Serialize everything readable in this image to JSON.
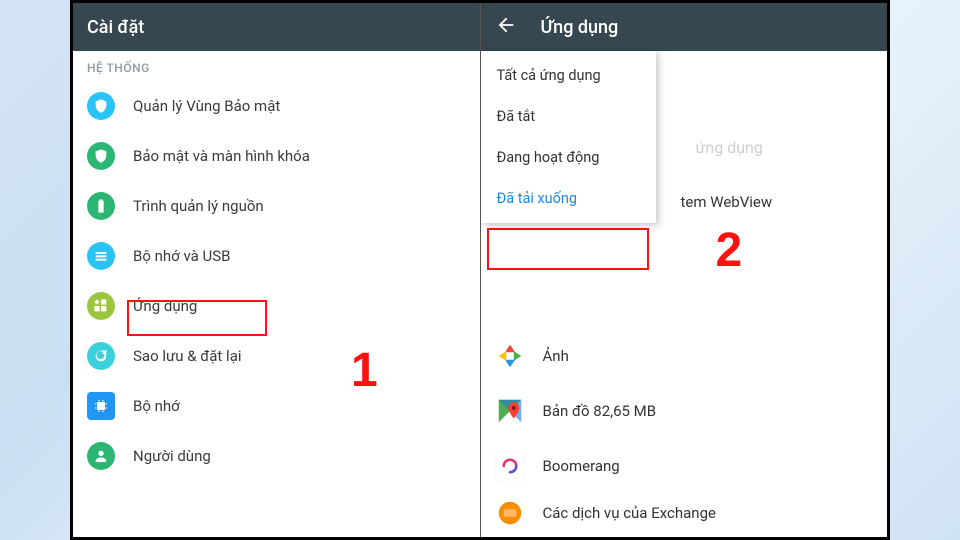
{
  "left": {
    "title": "Cài đặt",
    "section": "HỆ THỐNG",
    "items": [
      {
        "icon": "shield-cog",
        "color": "#29c4f5",
        "label": "Quản lý Vùng Bảo mật"
      },
      {
        "icon": "shield",
        "color": "#2bb673",
        "label": "Bảo mật và màn hình khóa"
      },
      {
        "icon": "battery",
        "color": "#2bb673",
        "label": "Trình quản lý nguồn"
      },
      {
        "icon": "storage",
        "color": "#29c4f5",
        "label": "Bộ nhớ và USB"
      },
      {
        "icon": "apps",
        "color": "#9bc53d",
        "label": "Ứng dụng"
      },
      {
        "icon": "backup",
        "color": "#3ad0db",
        "label": "Sao lưu & đặt lại"
      },
      {
        "icon": "chip",
        "color": "#2196f3",
        "label": "Bộ nhớ"
      },
      {
        "icon": "user",
        "color": "#2bb673",
        "label": "Người dùng"
      }
    ],
    "callout": "1"
  },
  "right": {
    "title": "Ứng dụng",
    "filter": [
      "Tất cả ứng dụng",
      "Đã tắt",
      "Đang hoạt động",
      "Đã tải xuống"
    ],
    "ghost1": "ứng dụng",
    "ghost2": "tem WebView",
    "apps": [
      {
        "icon": "photos",
        "label": "Ảnh",
        "sub": ""
      },
      {
        "icon": "maps",
        "label": "Bản đồ",
        "sub": "82,65 MB"
      },
      {
        "icon": "boomerang",
        "label": "Boomerang",
        "sub": ""
      },
      {
        "icon": "exchange",
        "label": "Các dịch vụ của Exchange",
        "sub": ""
      }
    ],
    "callout": "2"
  }
}
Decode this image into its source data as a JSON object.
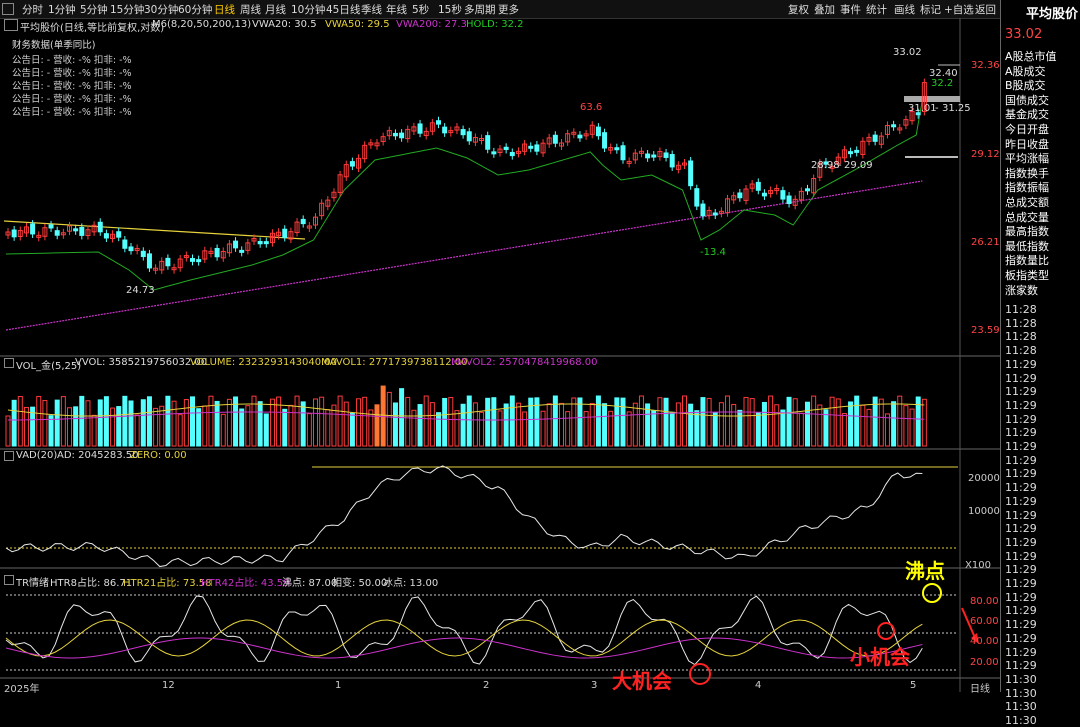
{
  "toolbar": {
    "periods": [
      "分时",
      "1分钟",
      "5分钟",
      "15分钟",
      "30分钟",
      "60分钟",
      "日线",
      "周线",
      "月线",
      "10分钟",
      "45日线",
      "季线",
      "年线",
      "5秒",
      "15秒",
      "多周期",
      "更多"
    ],
    "active": "日线",
    "right": [
      "复权",
      "叠加",
      "事件",
      "统计",
      "画线",
      "标记",
      "+自选",
      "返回"
    ]
  },
  "right_panel": {
    "title": "平均股价",
    "price": "33.02",
    "items": [
      "A股总市值",
      "A股成交",
      "B股成交",
      "国债成交",
      "基金成交",
      "今日开盘",
      "昨日收盘",
      "平均涨幅",
      "指数换手",
      "指数振幅",
      "总成交额",
      "总成交量",
      "最高指数",
      "最低指数",
      "指数量比",
      "板指类型",
      "涨家数"
    ],
    "times": [
      "11:28",
      "11:28",
      "11:28",
      "11:28",
      "11:29",
      "11:29",
      "11:29",
      "11:29",
      "11:29",
      "11:29",
      "11:29",
      "11:29",
      "11:29",
      "11:29",
      "11:29",
      "11:29",
      "11:29",
      "11:29",
      "11:29",
      "11:29",
      "11:29",
      "11:29",
      "11:29",
      "11:29",
      "11:29",
      "11:29",
      "11:29",
      "11:30",
      "11:30",
      "11:30",
      "11:30"
    ]
  },
  "main_pane": {
    "title": "平均股价(日线,等比前复权,对数)",
    "indicator": "M6(8,20,50,200,13)",
    "vwa20": "VWA20: 30.5",
    "vwa50": "VWA50: 29.5",
    "vwa200": "VWA200: 27.3",
    "hold": "HOLD: 32.2",
    "financial_title": "财务数据(单季同比)",
    "financial_rows": [
      "公告日: -   营收: -%   扣非: -%",
      "公告日: -   营收: -%   扣非: -%",
      "公告日: -   营收: -%   扣非: -%",
      "公告日: -   营收: -%   扣非: -%",
      "公告日: -   营收: -%   扣非: -%"
    ],
    "y_ticks": [
      "32.36",
      "29.12",
      "26.21",
      "23.59"
    ],
    "annotations": {
      "low": "24.73",
      "peak": "63.6",
      "dip": "-13.4",
      "a1": "28.98",
      "a2": "29.09",
      "a3": "31.01",
      "a4": "31.25",
      "a5": "32.40",
      "a6": "32.2",
      "high": "33.02"
    }
  },
  "vol_pane": {
    "title": "VOL_金(5,25)",
    "vvol": "VVOL: 3585219756032.00",
    "volume": "VOLUME: 2323293143040.00",
    "mavol1": "MAVOL1: 2771739738112.00",
    "mavol2": "MAVOL2: 2570478419968.00"
  },
  "vad_pane": {
    "title": "VAD(20)",
    "ad": "AD: 2045283.50",
    "zero": "ZERO: 0.00",
    "y_ticks": [
      "20000",
      "10000"
    ]
  },
  "tr_pane": {
    "title": "TR情绪",
    "htr8": "HTR8占比: 86.71",
    "htr21": "HTR21占比: 73.58",
    "htr42": "HTR42占比: 43.59",
    "boil": "沸点: 87.00",
    "mid": "相变: 50.00",
    "ice": "冰点: 13.00",
    "scale": "X100",
    "y_ticks": [
      "80.00",
      "60.00",
      "40.00",
      "20.00"
    ],
    "boil_label": "沸点",
    "big_chance": "大机会",
    "small_chance": "小机会"
  },
  "x_axis": {
    "labels": [
      "2025年",
      "12",
      "1",
      "2",
      "3",
      "4",
      "5"
    ],
    "period": "日线"
  },
  "colors": {
    "up": "#ff3b3b",
    "down": "#54ffff",
    "hold_line": "#22aa22",
    "vwa200": "#cc33cc",
    "yellow": "#e6d23c",
    "white": "#e8e8e8",
    "orange": "#ff7733"
  }
}
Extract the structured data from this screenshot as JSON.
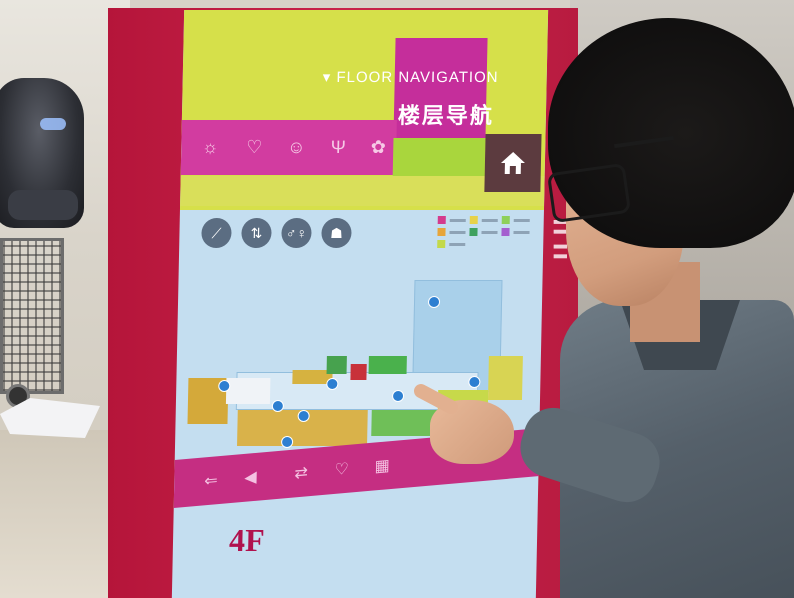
{
  "kiosk": {
    "title_en": "FLOOR NAVIGATION",
    "title_cn": "楼层导航",
    "floor": "4F",
    "colors": {
      "frame": "#c8234a",
      "tile_yellow": "#d6e04a",
      "tile_magenta": "#c52e9b",
      "tile_green": "#a9d63d",
      "home_tile": "#5c3b3f",
      "screen_bg": "#c4def0",
      "floor_label": "#b0124e"
    },
    "icons": {
      "home": "home-icon",
      "categories": [
        "bulb-icon",
        "heart-icon",
        "smile-icon",
        "food-icon",
        "gift-icon"
      ],
      "filters": [
        "escalator-icon",
        "elevator-icon",
        "restroom-icon",
        "person-icon"
      ],
      "bottom_bar": [
        "back-icon",
        "volume-icon",
        "share-icon",
        "heart-icon",
        "map-icon"
      ]
    }
  }
}
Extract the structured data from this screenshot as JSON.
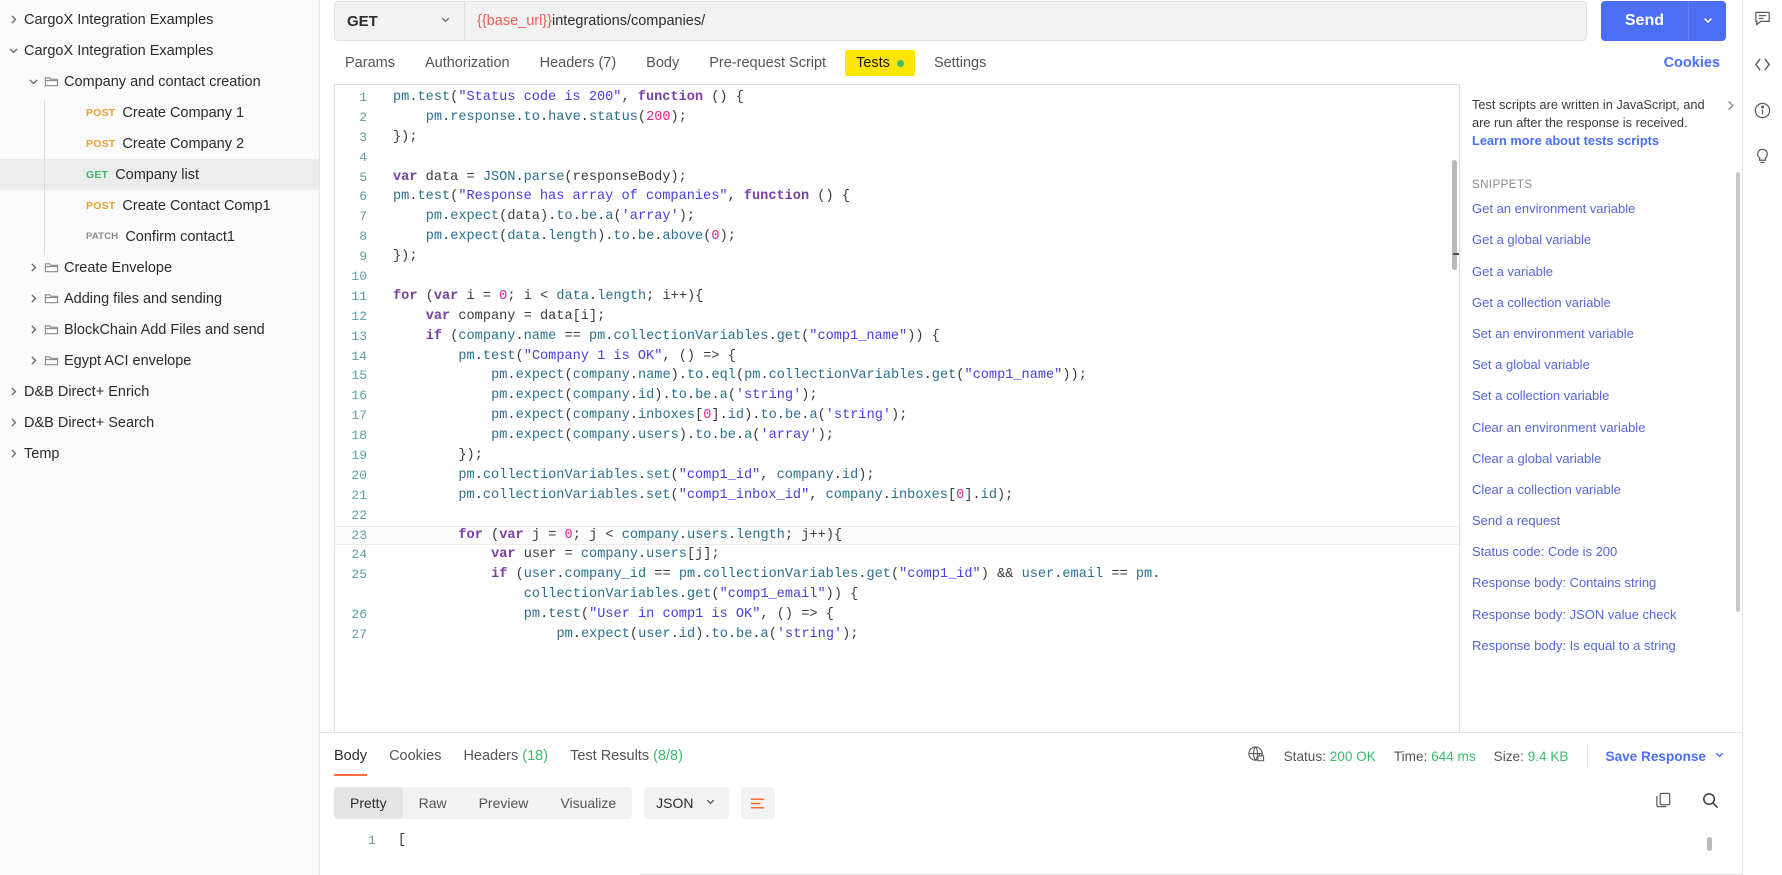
{
  "sidebar": {
    "items": [
      {
        "kind": "collection",
        "label": "CargoX Integration Examples",
        "depth": 0,
        "expanded": false,
        "selected": false
      },
      {
        "kind": "collection",
        "label": "CargoX Integration Examples",
        "depth": 0,
        "expanded": true,
        "selected": false
      },
      {
        "kind": "folder",
        "label": "Company and contact creation",
        "depth": 1,
        "expanded": true,
        "selected": false
      },
      {
        "kind": "request",
        "method": "POST",
        "label": "Create Company 1",
        "depth": 2,
        "selected": false
      },
      {
        "kind": "request",
        "method": "POST",
        "label": "Create Company 2",
        "depth": 2,
        "selected": false
      },
      {
        "kind": "request",
        "method": "GET",
        "label": "Company list",
        "depth": 2,
        "selected": true
      },
      {
        "kind": "request",
        "method": "POST",
        "label": "Create Contact Comp1",
        "depth": 2,
        "selected": false
      },
      {
        "kind": "request",
        "method": "PATCH",
        "label": "Confirm contact1",
        "depth": 2,
        "selected": false
      },
      {
        "kind": "folder",
        "label": "Create Envelope",
        "depth": 1,
        "expanded": false,
        "selected": false
      },
      {
        "kind": "folder",
        "label": "Adding files and sending",
        "depth": 1,
        "expanded": false,
        "selected": false
      },
      {
        "kind": "folder",
        "label": "BlockChain Add Files and send",
        "depth": 1,
        "expanded": false,
        "selected": false
      },
      {
        "kind": "folder",
        "label": "Egypt ACI envelope",
        "depth": 1,
        "expanded": false,
        "selected": false
      },
      {
        "kind": "collection",
        "label": "D&B Direct+ Enrich",
        "depth": 0,
        "expanded": false,
        "selected": false
      },
      {
        "kind": "collection",
        "label": "D&B Direct+ Search",
        "depth": 0,
        "expanded": false,
        "selected": false
      },
      {
        "kind": "collection",
        "label": "Temp",
        "depth": 0,
        "expanded": false,
        "selected": false
      }
    ]
  },
  "request": {
    "method": "GET",
    "url_variable": "{{base_url}}",
    "url_path": "integrations/companies/",
    "send_label": "Send",
    "cookies_label": "Cookies",
    "tabs": [
      {
        "label": "Params",
        "active": false,
        "dot": false
      },
      {
        "label": "Authorization",
        "active": false,
        "dot": false
      },
      {
        "label": "Headers (7)",
        "active": false,
        "dot": false
      },
      {
        "label": "Body",
        "active": false,
        "dot": false
      },
      {
        "label": "Pre-request Script",
        "active": false,
        "dot": false
      },
      {
        "label": "Tests",
        "active": true,
        "dot": true
      },
      {
        "label": "Settings",
        "active": false,
        "dot": false
      }
    ]
  },
  "editor": {
    "lines": [
      {
        "n": "1",
        "code": "pm.test(\"Status code is 200\", function () {"
      },
      {
        "n": "2",
        "code": "    pm.response.to.have.status(200);"
      },
      {
        "n": "3",
        "code": "});"
      },
      {
        "n": "4",
        "code": ""
      },
      {
        "n": "5",
        "code": "var data = JSON.parse(responseBody);"
      },
      {
        "n": "6",
        "code": "pm.test(\"Response has array of companies\", function () {"
      },
      {
        "n": "7",
        "code": "    pm.expect(data).to.be.a('array');"
      },
      {
        "n": "8",
        "code": "    pm.expect(data.length).to.be.above(0);"
      },
      {
        "n": "9",
        "code": "});"
      },
      {
        "n": "10",
        "code": ""
      },
      {
        "n": "11",
        "code": "for (var i = 0; i < data.length; i++){"
      },
      {
        "n": "12",
        "code": "    var company = data[i];"
      },
      {
        "n": "13",
        "code": "    if (company.name == pm.collectionVariables.get(\"comp1_name\")) {"
      },
      {
        "n": "14",
        "code": "        pm.test(\"Company 1 is OK\", () => {"
      },
      {
        "n": "15",
        "code": "            pm.expect(company.name).to.eql(pm.collectionVariables.get(\"comp1_name\"));"
      },
      {
        "n": "16",
        "code": "            pm.expect(company.id).to.be.a('string');"
      },
      {
        "n": "17",
        "code": "            pm.expect(company.inboxes[0].id).to.be.a('string');"
      },
      {
        "n": "18",
        "code": "            pm.expect(company.users).to.be.a('array');"
      },
      {
        "n": "19",
        "code": "        });"
      },
      {
        "n": "20",
        "code": "        pm.collectionVariables.set(\"comp1_id\", company.id);"
      },
      {
        "n": "21",
        "code": "        pm.collectionVariables.set(\"comp1_inbox_id\", company.inboxes[0].id);"
      },
      {
        "n": "22",
        "code": ""
      },
      {
        "n": "23",
        "code": "        for (var j = 0; j < company.users.length; j++){"
      },
      {
        "n": "24",
        "code": "            var user = company.users[j];"
      },
      {
        "n": "25",
        "code": "            if (user.company_id == pm.collectionVariables.get(\"comp1_id\") && user.email == pm."
      },
      {
        "n": "",
        "code": "                collectionVariables.get(\"comp1_email\")) {"
      },
      {
        "n": "26",
        "code": "                pm.test(\"User in comp1 is OK\", () => {"
      },
      {
        "n": "27",
        "code": "                    pm.expect(user.id).to.be.a('string');"
      }
    ]
  },
  "snippets": {
    "description": "Test scripts are written in JavaScript, and are run after the response is received.",
    "learn_more": "Learn more about tests scripts",
    "title": "SNIPPETS",
    "items": [
      "Get an environment variable",
      "Get a global variable",
      "Get a variable",
      "Get a collection variable",
      "Set an environment variable",
      "Set a global variable",
      "Set a collection variable",
      "Clear an environment variable",
      "Clear a global variable",
      "Clear a collection variable",
      "Send a request",
      "Status code: Code is 200",
      "Response body: Contains string",
      "Response body: JSON value check",
      "Response body: Is equal to a string"
    ]
  },
  "response": {
    "tabs": [
      {
        "label": "Body",
        "count": "",
        "active": true
      },
      {
        "label": "Cookies",
        "count": "",
        "active": false
      },
      {
        "label": "Headers",
        "count": "(18)",
        "active": false
      },
      {
        "label": "Test Results",
        "count": "(8/8)",
        "active": false
      }
    ],
    "status_label": "Status:",
    "status_value": "200 OK",
    "time_label": "Time:",
    "time_value": "644 ms",
    "size_label": "Size:",
    "size_value": "9.4 KB",
    "save_response": "Save Response",
    "formats": [
      {
        "label": "Pretty",
        "on": true
      },
      {
        "label": "Raw",
        "on": false
      },
      {
        "label": "Preview",
        "on": false
      },
      {
        "label": "Visualize",
        "on": false
      }
    ],
    "language": "JSON",
    "body_line_number": "1",
    "body_first_line": "["
  },
  "colors": {
    "accent_blue": "#4c6ef5",
    "highlight_yellow": "#ffe600",
    "status_green": "#3dba6b",
    "orange_underline": "#ff6c37",
    "post_orange": "#e8a033"
  }
}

_ _ _ _ _ _ _

» AIM OF THE TASK
Count the lines above that contain the word "this", and give only that number.

» TASK RESULT
4